* Begin *

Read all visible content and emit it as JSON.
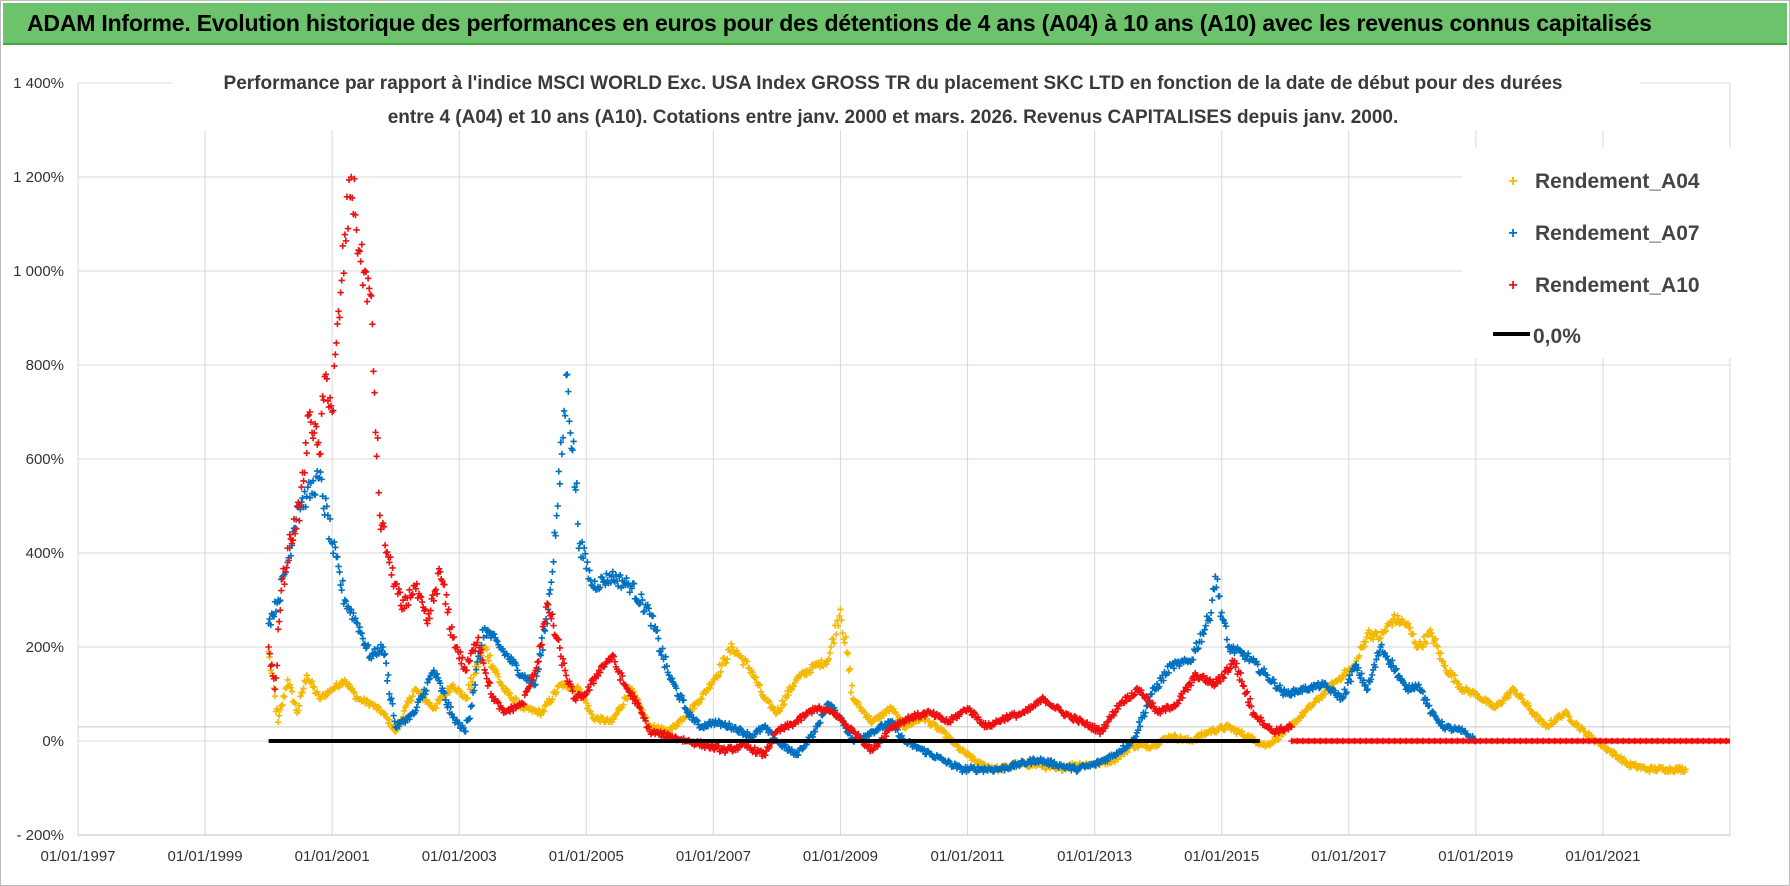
{
  "banner": {
    "title": "ADAM Informe. Evolution historique des performances en euros pour des détentions de 4 ans (A04) à 10 ans (A10) avec les revenus connus capitalisés"
  },
  "colors": {
    "banner_bg": "#6cc36c",
    "A04": "#f5b800",
    "A07": "#0070c0",
    "A10": "#ee1111",
    "zero": "#000000"
  },
  "chart_data": {
    "type": "scatter",
    "title_line1": "Performance par rapport à l'indice MSCI WORLD Exc. USA Index GROSS TR  du placement SKC LTD en fonction de la date de début pour des durées",
    "title_line2": "entre 4 (A04) et 10 ans (A10). Cotations entre janv. 2000 et mars. 2026. Revenus CAPITALISES depuis janv. 2000.",
    "ylabel_unit": "%",
    "ylim": [
      -200,
      1400
    ],
    "xlim": [
      1997.0,
      2023.0
    ],
    "y_ticks": [
      "- 200%",
      "0%",
      "200%",
      "400%",
      "600%",
      "800%",
      "1 000%",
      "1 200%",
      "1 400%"
    ],
    "x_ticks": [
      "01/01/1997",
      "01/01/1999",
      "01/01/2001",
      "01/01/2003",
      "01/01/2005",
      "01/01/2007",
      "01/01/2009",
      "01/01/2011",
      "01/01/2013",
      "01/01/2015",
      "01/01/2017",
      "01/01/2019",
      "01/01/2021"
    ],
    "legend_position": "top-right",
    "series": [
      {
        "name": "Rendement_A04",
        "color_key": "A04",
        "x": [
          2000.0,
          2000.15,
          2000.3,
          2000.45,
          2000.6,
          2000.8,
          2001.0,
          2001.2,
          2001.4,
          2001.6,
          2001.8,
          2002.0,
          2002.3,
          2002.6,
          2002.9,
          2003.1,
          2003.4,
          2003.7,
          2004.0,
          2004.3,
          2004.6,
          2004.9,
          2005.1,
          2005.4,
          2005.7,
          2006.0,
          2006.3,
          2006.6,
          2006.8,
          2007.0,
          2007.3,
          2007.6,
          2007.8,
          2008.0,
          2008.3,
          2008.6,
          2008.8,
          2009.0,
          2009.2,
          2009.5,
          2009.8,
          2010.0,
          2010.3,
          2010.6,
          2010.9,
          2011.2,
          2011.5,
          2011.8,
          2012.1,
          2012.4,
          2012.7,
          2013.0,
          2013.3,
          2013.6,
          2013.9,
          2014.2,
          2014.5,
          2014.8,
          2015.1,
          2015.4,
          2015.7,
          2016.0,
          2016.3,
          2016.6,
          2016.9,
          2017.1,
          2017.3,
          2017.5,
          2017.7,
          2017.9,
          2018.1,
          2018.3,
          2018.5,
          2018.8,
          2019.0,
          2019.3,
          2019.6,
          2019.9,
          2020.1,
          2020.4,
          2020.7,
          2020.9,
          2021.1,
          2021.4,
          2021.7,
          2022.0,
          2022.3
        ],
        "y": [
          190,
          40,
          130,
          60,
          140,
          90,
          110,
          130,
          90,
          80,
          60,
          20,
          110,
          70,
          120,
          90,
          200,
          110,
          70,
          60,
          120,
          110,
          50,
          40,
          110,
          30,
          20,
          60,
          90,
          130,
          200,
          150,
          90,
          60,
          130,
          160,
          170,
          280,
          90,
          40,
          70,
          30,
          50,
          20,
          -20,
          -50,
          -60,
          -50,
          -50,
          -60,
          -50,
          -50,
          -40,
          -10,
          -10,
          10,
          0,
          20,
          30,
          10,
          -10,
          20,
          60,
          100,
          140,
          160,
          230,
          220,
          260,
          250,
          200,
          230,
          160,
          110,
          100,
          70,
          110,
          60,
          30,
          60,
          20,
          0,
          -20,
          -50,
          -60,
          -60,
          -60
        ]
      },
      {
        "name": "Rendement_A07",
        "color_key": "A07",
        "x": [
          2000.0,
          2000.15,
          2000.3,
          2000.45,
          2000.6,
          2000.8,
          2001.0,
          2001.2,
          2001.4,
          2001.6,
          2001.8,
          2002.0,
          2002.3,
          2002.6,
          2002.9,
          2003.1,
          2003.4,
          2003.7,
          2004.0,
          2004.2,
          2004.4,
          2004.55,
          2004.7,
          2004.9,
          2005.1,
          2005.4,
          2005.7,
          2006.0,
          2006.3,
          2006.6,
          2006.8,
          2007.0,
          2007.3,
          2007.6,
          2007.8,
          2008.0,
          2008.3,
          2008.6,
          2008.8,
          2009.0,
          2009.2,
          2009.5,
          2009.8,
          2010.0,
          2010.3,
          2010.6,
          2010.9,
          2011.2,
          2011.5,
          2011.8,
          2012.1,
          2012.4,
          2012.7,
          2013.0,
          2013.3,
          2013.6,
          2013.9,
          2014.2,
          2014.5,
          2014.8,
          2014.9,
          2015.1,
          2015.4,
          2015.7,
          2016.0,
          2016.3,
          2016.6,
          2016.9,
          2017.1,
          2017.3,
          2017.5,
          2017.7,
          2017.9,
          2018.1,
          2018.3,
          2018.5,
          2018.8,
          2019.0
        ],
        "y": [
          250,
          300,
          380,
          500,
          520,
          560,
          420,
          300,
          250,
          180,
          200,
          30,
          60,
          150,
          50,
          20,
          240,
          190,
          140,
          120,
          280,
          500,
          780,
          420,
          330,
          350,
          330,
          270,
          140,
          60,
          30,
          40,
          30,
          10,
          30,
          0,
          -30,
          20,
          80,
          50,
          0,
          20,
          40,
          0,
          -20,
          -40,
          -60,
          -60,
          -60,
          -50,
          -40,
          -50,
          -60,
          -50,
          -30,
          0,
          100,
          160,
          170,
          260,
          350,
          200,
          180,
          140,
          100,
          110,
          120,
          90,
          160,
          110,
          200,
          160,
          110,
          120,
          60,
          30,
          20,
          0
        ]
      },
      {
        "name": "Rendement_A10",
        "color_key": "A10",
        "x": [
          2000.0,
          2000.1,
          2000.2,
          2000.35,
          2000.5,
          2000.65,
          2000.8,
          2000.9,
          2001.0,
          2001.15,
          2001.3,
          2001.45,
          2001.6,
          2001.75,
          2001.9,
          2002.1,
          2002.3,
          2002.5,
          2002.7,
          2002.9,
          2003.1,
          2003.3,
          2003.5,
          2003.7,
          2004.0,
          2004.2,
          2004.4,
          2004.6,
          2004.8,
          2005.0,
          2005.2,
          2005.4,
          2005.6,
          2005.8,
          2006.0,
          2006.3,
          2006.6,
          2006.9,
          2007.2,
          2007.5,
          2007.8,
          2008.0,
          2008.3,
          2008.6,
          2008.9,
          2009.2,
          2009.5,
          2009.8,
          2010.1,
          2010.4,
          2010.7,
          2011.0,
          2011.3,
          2011.6,
          2011.9,
          2012.2,
          2012.5,
          2012.8,
          2013.1,
          2013.4,
          2013.7,
          2014.0,
          2014.3,
          2014.6,
          2014.9,
          2015.2,
          2015.5,
          2015.8,
          2016.1
        ],
        "y": [
          200,
          110,
          320,
          430,
          500,
          700,
          610,
          780,
          700,
          980,
          1200,
          1020,
          950,
          480,
          380,
          280,
          330,
          250,
          360,
          220,
          150,
          220,
          100,
          60,
          80,
          150,
          290,
          180,
          90,
          100,
          150,
          180,
          120,
          80,
          20,
          10,
          0,
          -10,
          -20,
          -10,
          -30,
          20,
          40,
          70,
          60,
          20,
          -20,
          30,
          50,
          60,
          40,
          70,
          30,
          50,
          60,
          90,
          60,
          40,
          20,
          80,
          110,
          60,
          80,
          140,
          120,
          170,
          60,
          20,
          30
        ]
      }
    ],
    "flat_tail_A10": {
      "x_start": 2016.1,
      "x_end": 2023.0,
      "y": 0
    },
    "zero_line": {
      "name": "0,0%",
      "x_start": 2000.0,
      "x_end": 2015.6,
      "y": 0
    }
  }
}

* End *

Read through the entries and copy each line in which "pour" appears.

    "title": "ADAM Informe. Evolution historique des performances en euros pour des détentions de 4 ans (A04) à 10 ans (A10) avec les revenus connus capitalisés"
    "title_line1": "Performance par rapport à l'indice MSCI WORLD Exc. USA Index GROSS TR  du placement SKC LTD en fonction de la date de début pour des durées",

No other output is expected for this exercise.